::: SUPPLIED INFORMATION :::

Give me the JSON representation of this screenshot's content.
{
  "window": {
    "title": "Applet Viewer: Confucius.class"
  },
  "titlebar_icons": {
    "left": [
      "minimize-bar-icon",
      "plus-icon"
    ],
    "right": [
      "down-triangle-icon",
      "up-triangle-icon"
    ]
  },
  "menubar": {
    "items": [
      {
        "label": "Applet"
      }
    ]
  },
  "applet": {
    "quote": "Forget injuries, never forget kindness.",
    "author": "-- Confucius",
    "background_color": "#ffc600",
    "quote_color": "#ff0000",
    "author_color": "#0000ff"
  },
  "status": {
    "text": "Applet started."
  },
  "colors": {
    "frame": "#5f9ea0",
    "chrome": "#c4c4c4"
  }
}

:::

• _REQUIREMENTS_
Pick out the lines above that hold the string "triangle" and show them.

• _RESPONSE_
      "down-triangle-icon",
      "up-triangle-icon"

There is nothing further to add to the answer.